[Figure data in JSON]
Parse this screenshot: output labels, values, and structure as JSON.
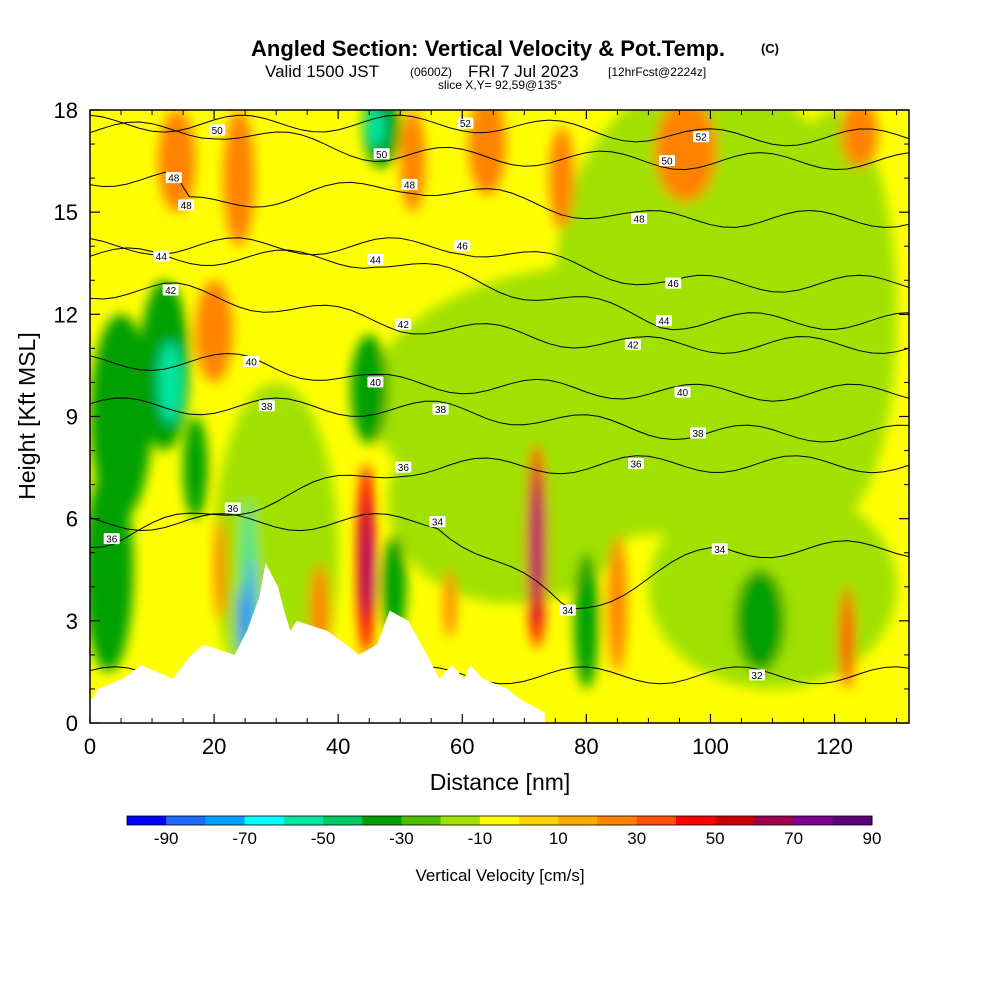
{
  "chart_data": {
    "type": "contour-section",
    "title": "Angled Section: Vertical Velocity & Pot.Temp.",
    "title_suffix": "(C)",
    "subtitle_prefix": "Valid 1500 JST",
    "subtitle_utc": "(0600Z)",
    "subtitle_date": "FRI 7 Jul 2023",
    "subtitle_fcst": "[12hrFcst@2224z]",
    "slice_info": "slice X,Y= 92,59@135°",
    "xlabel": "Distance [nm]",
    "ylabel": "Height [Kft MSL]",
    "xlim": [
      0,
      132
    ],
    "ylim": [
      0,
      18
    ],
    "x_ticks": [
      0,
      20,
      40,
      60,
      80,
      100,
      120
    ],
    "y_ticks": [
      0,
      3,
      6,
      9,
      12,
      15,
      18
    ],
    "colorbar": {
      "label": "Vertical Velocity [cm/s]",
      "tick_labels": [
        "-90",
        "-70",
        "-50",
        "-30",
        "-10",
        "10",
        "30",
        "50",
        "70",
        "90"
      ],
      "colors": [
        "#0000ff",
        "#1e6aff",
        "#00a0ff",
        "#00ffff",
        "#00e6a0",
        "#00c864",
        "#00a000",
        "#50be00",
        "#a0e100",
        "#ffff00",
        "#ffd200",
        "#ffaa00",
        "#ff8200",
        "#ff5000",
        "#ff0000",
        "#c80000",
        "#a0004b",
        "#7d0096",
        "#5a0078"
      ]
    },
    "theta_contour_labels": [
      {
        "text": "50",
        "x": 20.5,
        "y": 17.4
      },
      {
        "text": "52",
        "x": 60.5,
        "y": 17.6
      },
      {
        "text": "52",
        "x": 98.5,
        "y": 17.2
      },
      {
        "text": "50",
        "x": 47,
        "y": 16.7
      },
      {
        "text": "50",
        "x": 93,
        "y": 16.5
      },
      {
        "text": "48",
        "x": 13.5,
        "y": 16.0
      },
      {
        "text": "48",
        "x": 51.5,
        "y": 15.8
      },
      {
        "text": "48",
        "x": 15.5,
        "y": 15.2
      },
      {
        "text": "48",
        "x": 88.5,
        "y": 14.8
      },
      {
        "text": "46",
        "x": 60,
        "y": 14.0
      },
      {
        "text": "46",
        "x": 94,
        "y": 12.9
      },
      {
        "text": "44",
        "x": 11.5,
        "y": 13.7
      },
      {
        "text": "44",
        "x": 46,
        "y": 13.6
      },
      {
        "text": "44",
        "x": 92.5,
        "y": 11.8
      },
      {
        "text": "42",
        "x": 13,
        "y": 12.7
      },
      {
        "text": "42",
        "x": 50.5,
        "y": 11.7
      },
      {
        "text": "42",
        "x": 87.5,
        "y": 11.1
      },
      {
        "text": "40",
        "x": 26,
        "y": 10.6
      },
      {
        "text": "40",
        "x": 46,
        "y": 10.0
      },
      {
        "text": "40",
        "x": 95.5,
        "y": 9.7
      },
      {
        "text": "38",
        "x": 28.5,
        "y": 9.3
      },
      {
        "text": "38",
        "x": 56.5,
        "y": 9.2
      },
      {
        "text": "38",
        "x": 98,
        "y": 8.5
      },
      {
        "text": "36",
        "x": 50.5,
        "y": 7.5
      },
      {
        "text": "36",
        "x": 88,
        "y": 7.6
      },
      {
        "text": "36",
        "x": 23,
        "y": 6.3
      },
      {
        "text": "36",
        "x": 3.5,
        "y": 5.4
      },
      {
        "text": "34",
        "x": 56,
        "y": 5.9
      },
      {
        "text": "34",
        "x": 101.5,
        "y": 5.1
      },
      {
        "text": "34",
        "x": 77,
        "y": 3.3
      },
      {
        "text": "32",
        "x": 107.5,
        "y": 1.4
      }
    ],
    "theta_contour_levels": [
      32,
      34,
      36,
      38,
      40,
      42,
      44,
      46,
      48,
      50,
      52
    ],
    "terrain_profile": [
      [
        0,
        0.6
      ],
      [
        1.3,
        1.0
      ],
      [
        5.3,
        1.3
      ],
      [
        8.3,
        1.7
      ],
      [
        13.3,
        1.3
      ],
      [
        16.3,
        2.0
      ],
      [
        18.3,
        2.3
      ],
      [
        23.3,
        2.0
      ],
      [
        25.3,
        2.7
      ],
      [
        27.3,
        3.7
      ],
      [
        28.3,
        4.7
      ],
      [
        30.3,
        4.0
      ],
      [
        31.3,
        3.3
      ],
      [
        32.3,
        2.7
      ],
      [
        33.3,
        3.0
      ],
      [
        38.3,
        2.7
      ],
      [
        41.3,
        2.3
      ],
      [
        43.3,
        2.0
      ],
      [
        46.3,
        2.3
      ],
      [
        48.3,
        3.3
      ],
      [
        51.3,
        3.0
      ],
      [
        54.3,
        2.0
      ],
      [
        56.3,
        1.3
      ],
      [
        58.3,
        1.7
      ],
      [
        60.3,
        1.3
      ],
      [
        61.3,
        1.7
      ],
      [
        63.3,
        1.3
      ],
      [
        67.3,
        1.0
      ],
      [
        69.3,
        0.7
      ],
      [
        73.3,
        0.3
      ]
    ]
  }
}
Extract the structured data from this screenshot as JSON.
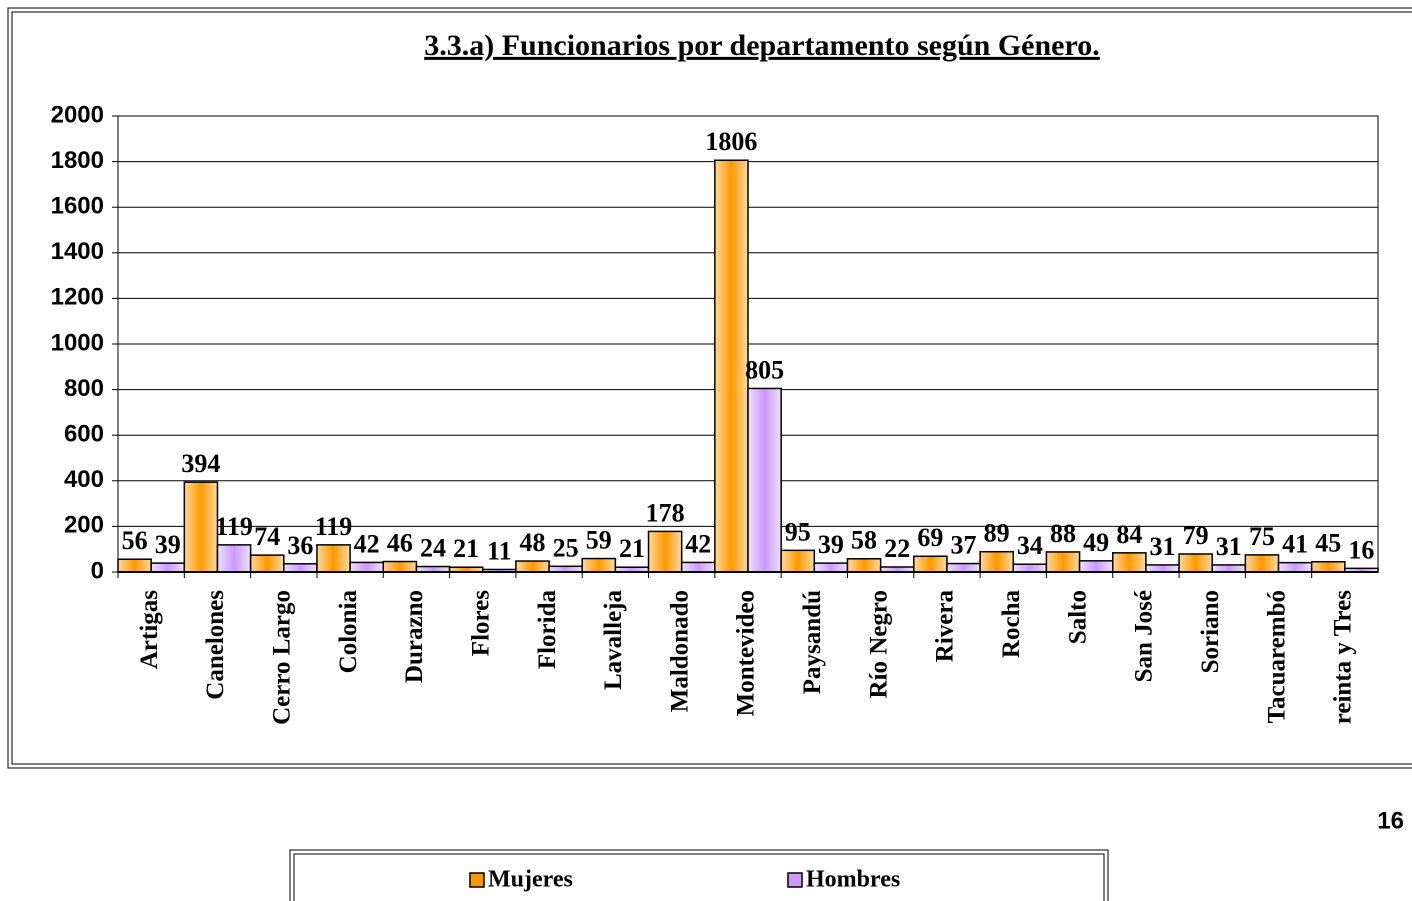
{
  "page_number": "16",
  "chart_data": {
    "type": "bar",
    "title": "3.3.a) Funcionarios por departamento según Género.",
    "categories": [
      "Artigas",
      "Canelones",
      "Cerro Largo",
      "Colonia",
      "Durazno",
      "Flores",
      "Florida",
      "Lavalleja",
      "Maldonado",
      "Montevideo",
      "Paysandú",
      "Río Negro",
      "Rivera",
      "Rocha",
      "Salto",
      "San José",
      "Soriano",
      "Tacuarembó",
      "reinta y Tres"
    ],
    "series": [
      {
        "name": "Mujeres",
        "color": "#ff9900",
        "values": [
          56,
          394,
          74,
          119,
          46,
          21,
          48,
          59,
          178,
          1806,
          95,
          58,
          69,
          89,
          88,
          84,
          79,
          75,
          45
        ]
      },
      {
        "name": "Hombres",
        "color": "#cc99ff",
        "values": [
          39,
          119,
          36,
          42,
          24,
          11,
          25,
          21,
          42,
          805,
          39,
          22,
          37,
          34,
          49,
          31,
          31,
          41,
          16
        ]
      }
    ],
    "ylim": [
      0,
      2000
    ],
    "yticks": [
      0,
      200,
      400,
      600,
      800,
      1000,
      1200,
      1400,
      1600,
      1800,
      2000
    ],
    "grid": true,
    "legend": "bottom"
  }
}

_Your task_. Each line that contains the string "screenshot" counts once; report how many such lines the entries have, giving only the number.

_Final result_. 2